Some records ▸
>> Start
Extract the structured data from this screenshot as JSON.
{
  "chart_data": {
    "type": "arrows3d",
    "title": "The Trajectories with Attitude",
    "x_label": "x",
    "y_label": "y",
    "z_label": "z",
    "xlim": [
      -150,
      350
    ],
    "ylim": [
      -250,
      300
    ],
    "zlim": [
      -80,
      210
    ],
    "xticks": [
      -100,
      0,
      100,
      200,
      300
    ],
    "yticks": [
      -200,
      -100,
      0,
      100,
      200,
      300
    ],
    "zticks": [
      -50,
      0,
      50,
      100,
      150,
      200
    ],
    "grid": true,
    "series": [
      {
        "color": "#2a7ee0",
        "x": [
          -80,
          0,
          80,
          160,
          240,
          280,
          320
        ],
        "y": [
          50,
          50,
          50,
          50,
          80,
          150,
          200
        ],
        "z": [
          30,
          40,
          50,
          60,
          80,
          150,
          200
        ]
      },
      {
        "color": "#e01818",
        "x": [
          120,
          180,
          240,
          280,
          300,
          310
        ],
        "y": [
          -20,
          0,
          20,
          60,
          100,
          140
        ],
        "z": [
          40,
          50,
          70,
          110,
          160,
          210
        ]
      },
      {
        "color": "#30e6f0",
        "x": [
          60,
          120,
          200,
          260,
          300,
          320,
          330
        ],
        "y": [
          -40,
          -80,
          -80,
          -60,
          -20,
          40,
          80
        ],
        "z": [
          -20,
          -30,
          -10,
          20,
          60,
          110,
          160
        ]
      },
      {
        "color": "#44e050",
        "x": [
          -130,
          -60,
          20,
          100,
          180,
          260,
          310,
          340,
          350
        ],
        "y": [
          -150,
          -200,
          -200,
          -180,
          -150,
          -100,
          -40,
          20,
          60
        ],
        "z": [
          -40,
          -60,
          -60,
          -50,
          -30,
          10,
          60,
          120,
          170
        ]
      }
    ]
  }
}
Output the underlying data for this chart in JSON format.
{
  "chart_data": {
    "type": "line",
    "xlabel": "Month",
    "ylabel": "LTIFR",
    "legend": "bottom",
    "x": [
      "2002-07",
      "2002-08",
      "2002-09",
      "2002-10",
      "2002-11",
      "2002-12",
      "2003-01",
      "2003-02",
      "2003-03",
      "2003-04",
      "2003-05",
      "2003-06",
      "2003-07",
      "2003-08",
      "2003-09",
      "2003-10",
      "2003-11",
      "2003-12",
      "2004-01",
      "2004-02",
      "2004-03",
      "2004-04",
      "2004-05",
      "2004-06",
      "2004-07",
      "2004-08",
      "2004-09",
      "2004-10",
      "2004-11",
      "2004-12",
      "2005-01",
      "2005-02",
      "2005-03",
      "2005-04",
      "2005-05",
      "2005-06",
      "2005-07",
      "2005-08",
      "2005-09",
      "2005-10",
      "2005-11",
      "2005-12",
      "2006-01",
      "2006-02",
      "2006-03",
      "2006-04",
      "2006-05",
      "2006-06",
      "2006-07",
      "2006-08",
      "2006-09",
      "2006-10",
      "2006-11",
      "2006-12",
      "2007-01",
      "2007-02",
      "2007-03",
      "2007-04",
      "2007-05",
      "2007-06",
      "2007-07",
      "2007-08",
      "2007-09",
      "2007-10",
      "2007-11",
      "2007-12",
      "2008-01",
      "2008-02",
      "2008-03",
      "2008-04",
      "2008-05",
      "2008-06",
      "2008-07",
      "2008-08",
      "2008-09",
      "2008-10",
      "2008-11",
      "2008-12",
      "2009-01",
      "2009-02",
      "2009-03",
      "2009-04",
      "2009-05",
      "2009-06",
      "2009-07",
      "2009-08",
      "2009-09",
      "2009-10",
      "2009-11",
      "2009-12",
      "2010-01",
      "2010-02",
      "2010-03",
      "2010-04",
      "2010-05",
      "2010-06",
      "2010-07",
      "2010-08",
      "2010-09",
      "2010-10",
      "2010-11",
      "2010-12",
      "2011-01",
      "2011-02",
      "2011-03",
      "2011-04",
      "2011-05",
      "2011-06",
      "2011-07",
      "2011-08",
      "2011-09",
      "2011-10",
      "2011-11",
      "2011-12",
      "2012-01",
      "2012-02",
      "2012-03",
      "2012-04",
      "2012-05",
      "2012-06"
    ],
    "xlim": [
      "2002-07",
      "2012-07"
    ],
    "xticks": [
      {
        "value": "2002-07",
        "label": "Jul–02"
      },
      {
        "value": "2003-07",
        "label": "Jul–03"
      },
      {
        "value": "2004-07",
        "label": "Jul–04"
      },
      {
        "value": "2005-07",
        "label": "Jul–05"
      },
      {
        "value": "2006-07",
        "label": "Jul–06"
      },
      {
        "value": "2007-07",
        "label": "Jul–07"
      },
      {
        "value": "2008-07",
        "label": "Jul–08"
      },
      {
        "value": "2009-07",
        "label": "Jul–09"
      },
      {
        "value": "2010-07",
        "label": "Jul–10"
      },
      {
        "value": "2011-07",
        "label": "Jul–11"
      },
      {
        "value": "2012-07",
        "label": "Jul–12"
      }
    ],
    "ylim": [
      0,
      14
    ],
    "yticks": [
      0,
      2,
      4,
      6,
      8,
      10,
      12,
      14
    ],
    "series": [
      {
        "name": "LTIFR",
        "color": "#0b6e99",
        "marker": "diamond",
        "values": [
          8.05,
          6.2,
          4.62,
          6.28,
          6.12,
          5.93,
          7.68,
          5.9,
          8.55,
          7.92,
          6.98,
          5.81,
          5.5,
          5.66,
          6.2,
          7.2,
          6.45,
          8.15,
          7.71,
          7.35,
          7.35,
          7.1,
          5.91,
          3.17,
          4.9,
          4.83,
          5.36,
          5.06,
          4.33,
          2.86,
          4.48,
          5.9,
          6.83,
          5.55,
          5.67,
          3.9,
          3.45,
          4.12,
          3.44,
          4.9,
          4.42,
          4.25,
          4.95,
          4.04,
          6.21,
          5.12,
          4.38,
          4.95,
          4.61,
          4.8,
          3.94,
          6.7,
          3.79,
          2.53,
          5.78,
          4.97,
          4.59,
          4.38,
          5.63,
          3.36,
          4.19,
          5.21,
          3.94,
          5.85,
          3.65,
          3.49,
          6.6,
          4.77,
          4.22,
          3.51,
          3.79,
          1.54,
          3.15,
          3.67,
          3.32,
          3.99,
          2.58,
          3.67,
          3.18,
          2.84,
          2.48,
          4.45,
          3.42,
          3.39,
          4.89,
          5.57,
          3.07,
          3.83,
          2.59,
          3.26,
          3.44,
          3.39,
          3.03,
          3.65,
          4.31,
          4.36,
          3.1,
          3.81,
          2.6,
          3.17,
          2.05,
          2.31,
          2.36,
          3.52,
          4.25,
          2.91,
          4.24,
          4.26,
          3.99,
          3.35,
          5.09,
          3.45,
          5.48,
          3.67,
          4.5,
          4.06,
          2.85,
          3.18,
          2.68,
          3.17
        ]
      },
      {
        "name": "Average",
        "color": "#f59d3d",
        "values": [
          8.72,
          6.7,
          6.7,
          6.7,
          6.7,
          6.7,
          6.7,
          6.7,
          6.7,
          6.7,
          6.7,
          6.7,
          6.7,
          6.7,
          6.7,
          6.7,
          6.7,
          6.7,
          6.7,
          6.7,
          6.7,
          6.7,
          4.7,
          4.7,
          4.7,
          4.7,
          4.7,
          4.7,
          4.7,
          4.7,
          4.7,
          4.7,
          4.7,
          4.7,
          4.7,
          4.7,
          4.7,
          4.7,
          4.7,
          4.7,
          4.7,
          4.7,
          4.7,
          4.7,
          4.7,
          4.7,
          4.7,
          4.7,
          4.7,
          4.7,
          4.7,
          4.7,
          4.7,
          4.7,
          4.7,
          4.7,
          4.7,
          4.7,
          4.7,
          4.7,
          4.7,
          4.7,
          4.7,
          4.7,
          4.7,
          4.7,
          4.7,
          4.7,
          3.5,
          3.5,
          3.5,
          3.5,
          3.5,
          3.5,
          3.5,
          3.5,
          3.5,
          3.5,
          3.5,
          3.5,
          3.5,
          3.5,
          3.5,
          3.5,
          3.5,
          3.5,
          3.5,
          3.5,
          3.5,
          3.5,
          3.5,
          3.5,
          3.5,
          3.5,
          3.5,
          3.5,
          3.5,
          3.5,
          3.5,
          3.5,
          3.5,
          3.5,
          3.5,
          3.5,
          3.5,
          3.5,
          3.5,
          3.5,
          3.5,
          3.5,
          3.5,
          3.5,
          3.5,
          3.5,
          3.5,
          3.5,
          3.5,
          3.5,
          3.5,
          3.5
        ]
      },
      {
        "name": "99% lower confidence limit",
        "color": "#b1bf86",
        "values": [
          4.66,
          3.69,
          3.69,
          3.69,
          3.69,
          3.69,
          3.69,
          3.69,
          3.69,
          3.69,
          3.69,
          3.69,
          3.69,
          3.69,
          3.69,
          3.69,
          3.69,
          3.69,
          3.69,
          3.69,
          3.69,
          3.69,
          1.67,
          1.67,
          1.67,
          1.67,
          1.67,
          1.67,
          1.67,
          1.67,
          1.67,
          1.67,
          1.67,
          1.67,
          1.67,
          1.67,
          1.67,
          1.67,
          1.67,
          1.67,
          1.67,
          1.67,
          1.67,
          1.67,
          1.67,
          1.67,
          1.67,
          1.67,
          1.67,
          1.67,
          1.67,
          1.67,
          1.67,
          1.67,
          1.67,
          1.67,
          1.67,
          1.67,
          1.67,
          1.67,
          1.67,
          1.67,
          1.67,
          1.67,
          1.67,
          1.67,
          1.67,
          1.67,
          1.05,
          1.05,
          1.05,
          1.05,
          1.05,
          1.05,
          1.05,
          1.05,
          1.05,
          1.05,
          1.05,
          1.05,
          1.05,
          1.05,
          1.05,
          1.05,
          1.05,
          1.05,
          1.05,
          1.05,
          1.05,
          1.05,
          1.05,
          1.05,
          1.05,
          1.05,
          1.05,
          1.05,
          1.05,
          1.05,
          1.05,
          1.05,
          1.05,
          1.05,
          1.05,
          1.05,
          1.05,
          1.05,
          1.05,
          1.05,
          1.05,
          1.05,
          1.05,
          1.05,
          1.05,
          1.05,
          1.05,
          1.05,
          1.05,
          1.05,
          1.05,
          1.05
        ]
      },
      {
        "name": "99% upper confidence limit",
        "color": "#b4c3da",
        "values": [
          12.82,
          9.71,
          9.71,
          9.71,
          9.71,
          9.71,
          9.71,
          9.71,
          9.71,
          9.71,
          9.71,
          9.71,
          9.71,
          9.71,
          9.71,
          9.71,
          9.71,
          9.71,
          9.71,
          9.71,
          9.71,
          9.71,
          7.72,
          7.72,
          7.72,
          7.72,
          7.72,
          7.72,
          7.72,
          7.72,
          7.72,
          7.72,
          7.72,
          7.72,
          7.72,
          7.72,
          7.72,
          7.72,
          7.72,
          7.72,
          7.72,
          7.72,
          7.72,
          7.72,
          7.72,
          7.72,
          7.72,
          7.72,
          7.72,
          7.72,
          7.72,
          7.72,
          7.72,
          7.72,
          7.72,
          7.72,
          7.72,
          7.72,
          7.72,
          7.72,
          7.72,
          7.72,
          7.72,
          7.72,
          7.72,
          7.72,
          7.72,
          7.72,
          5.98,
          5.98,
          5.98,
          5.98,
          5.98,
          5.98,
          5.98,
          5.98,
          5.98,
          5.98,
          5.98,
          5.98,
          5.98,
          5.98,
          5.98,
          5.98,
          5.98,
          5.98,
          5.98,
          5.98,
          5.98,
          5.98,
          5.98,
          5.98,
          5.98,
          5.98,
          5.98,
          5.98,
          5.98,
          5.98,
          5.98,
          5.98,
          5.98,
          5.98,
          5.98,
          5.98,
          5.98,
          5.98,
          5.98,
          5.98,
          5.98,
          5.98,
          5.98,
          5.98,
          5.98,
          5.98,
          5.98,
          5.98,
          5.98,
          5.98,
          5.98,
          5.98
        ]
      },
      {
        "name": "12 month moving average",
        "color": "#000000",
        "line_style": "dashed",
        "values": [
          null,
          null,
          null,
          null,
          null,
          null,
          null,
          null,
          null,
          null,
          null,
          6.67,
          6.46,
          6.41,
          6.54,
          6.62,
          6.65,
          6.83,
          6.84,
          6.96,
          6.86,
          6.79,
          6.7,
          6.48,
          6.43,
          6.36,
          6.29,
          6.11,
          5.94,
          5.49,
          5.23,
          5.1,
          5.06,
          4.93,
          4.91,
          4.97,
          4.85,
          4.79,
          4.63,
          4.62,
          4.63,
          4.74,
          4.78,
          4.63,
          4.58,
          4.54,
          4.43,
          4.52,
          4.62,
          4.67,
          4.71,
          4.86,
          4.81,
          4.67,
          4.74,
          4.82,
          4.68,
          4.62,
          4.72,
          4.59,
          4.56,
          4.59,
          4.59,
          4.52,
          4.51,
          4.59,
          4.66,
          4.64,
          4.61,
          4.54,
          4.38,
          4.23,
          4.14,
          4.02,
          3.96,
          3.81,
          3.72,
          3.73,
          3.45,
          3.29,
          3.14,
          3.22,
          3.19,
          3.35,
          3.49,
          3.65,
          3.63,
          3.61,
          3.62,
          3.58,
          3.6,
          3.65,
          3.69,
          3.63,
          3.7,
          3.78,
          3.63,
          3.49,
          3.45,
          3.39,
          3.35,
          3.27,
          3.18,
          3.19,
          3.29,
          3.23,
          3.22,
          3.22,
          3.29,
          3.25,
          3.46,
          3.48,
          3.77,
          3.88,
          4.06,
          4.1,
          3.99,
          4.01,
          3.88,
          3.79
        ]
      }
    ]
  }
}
>> End
Challenge ▸
Read the entries above, then pull out the lines that include "confidence".

In response ▸
        "name": "99% lower confidence limit",
        "name": "99% upper confidence limit",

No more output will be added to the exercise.